● **Entries supplied**
= = = = =
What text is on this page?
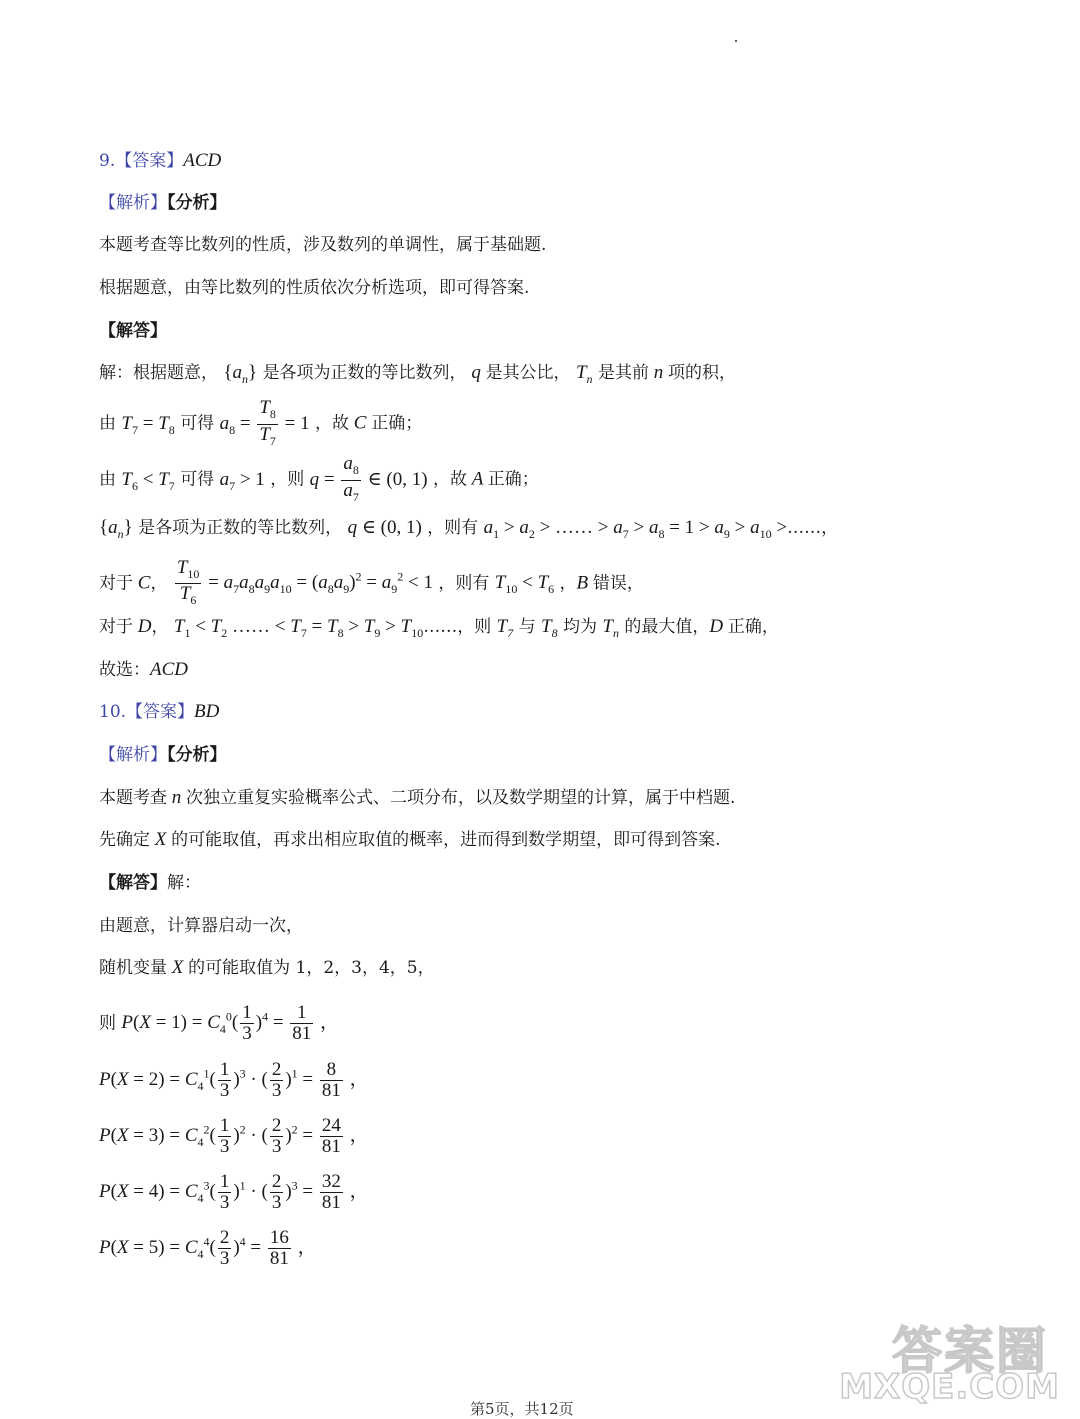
9.【答案】ACD
【解析】【分析】
本题考查等比数列的性质，涉及数列的单调性，属于基础题.
根据题意，由等比数列的性质依次分析选项，即可得答案.
【解答】
解：根据题意， $\{a_n\}$ 是各项为正数的等比数列， q 是其公比， $T_n$ 是其前 n 项的积，
由 $T_7 = T_8$ 可得 $a_8 = \frac{T_8}{T_7} = 1$ ，故 C 正确；
由 $T_6 < T_7$ 可得 $a_7 > 1$ ，则 $q = \frac{a_8}{a_7}$ ∈ (0, 1) ，故 A 正确；
$\{a_n\}$ 是各项为正数的等比数列， q ∈ (0, 1) ，则有 $a_1 > a_2$ > …… > $a_7 > a_8 = 1 > a_9 > a_{10}$ >……，
对于 C， $\frac{T_{10}}{T_6} = a_7a_8a_9a_{10} = (a_8a_9)^2 = a_9^2 < 1$ ，则有 $T_{10} < T_6$ ，B 错误，
对于 D， $T_1 < T_2$ …… < $T_7 = T_8 > T_9$ > $T_{10}\dots\dots$，则 $T_7$ 与 $T_8$ 均为 $T_n$ 的最大值，D 正确，
故选：ACD
10.【答案】BD
【解析】【分析】
本题考查 n 次独立重复实验概率公式、二项分布，以及数学期望的计算，属于中档题.
先确定 X 的可能取值，再求出相应取值的概率，进而得到数学期望，即可得到答案.
【解答】解：
由题意，计算器启动一次，
随机变量 X 的可能取值为 1，2，3，4，5，
则 $P(X = 1) = C_4^0( \frac{1}{3} )^4 = \frac{1}{81}$ ，
$P(X = 2) = C_4^1( \frac{1}{3} )^3$ · ( $\frac{2}{3} )^1 = \frac{8}{81}$ ，
$P(X = 3) = C_4^2( \frac{1}{3} )^2$ · ( $\frac{2}{3} )^2 = \frac{24}{81}$ ，
$P(X = 4) = C_4^3( \frac{1}{3} )^1$ · ( $\frac{2}{3} )^3 = \frac{32}{81}$ ，
$P(X = 5) = C_4^4( \frac{2}{3} )^4 = \frac{16}{81}$ ，
第5页，共12页
答案圈
MXQE.COM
= = = = =
● **Prompt**
Reproduce the records above exactly, leaving out every picture they contain.

● **Exercise response**
What text is on this page?
9.【答案】ACD
【解析】【分析】
本题考查等比数列的性质，涉及数列的单调性，属于基础题.
根据题意，由等比数列的性质依次分析选项，即可得答案.
【解答】
解：根据题意， $\{a_n\}$ 是各项为正数的等比数列， q 是其公比， $T_n$ 是其前 n 项的积，
由 $T_7 = T_8$ 可得 $a_8 = \frac{T_8}{T_7} = 1$ ，故 C 正确；
由 $T_6 < T_7$ 可得 $a_7 > 1$ ，则 $q = \frac{a_8}{a_7}$ ∈ (0, 1) ，故 A 正确；
$\{a_n\}$ 是各项为正数的等比数列， q ∈ (0, 1) ，则有 $a_1 > a_2$ > …… > $a_7 > a_8 = 1 > a_9 > a_{10}$ >……，
对于 C， $\frac{T_{10}}{T_6} = a_7a_8a_9a_{10} = (a_8a_9)^2 = a_9^2 < 1$ ，则有 $T_{10} < T_6$ ，B 错误，
对于 D， $T_1 < T_2$ …… < $T_7 = T_8 > T_9$ > $T_{10}\dots\dots$，则 $T_7$ 与 $T_8$ 均为 $T_n$ 的最大值，D 正确，
故选：ACD
10.【答案】BD
【解析】【分析】
本题考查 n 次独立重复实验概率公式、二项分布，以及数学期望的计算，属于中档题.
先确定 X 的可能取值，再求出相应取值的概率，进而得到数学期望，即可得到答案.
【解答】解：
由题意，计算器启动一次，
随机变量 X 的可能取值为 1，2，3，4，5，
则 $P(X = 1) = C_4^0( \frac{1}{3} )^4 = \frac{1}{81}$ ，
$P(X = 2) = C_4^1( \frac{1}{3} )^3$ · ( $\frac{2}{3} )^1 = \frac{8}{81}$ ，
$P(X = 3) = C_4^2( \frac{1}{3} )^2$ · ( $\frac{2}{3} )^2 = \frac{24}{81}$ ，
$P(X = 4) = C_4^3( \frac{1}{3} )^1$ · ( $\frac{2}{3} )^3 = \frac{32}{81}$ ，
$P(X = 5) = C_4^4( \frac{2}{3} )^4 = \frac{16}{81}$ ，
第5页，共12页
答案圈
MXQE.COM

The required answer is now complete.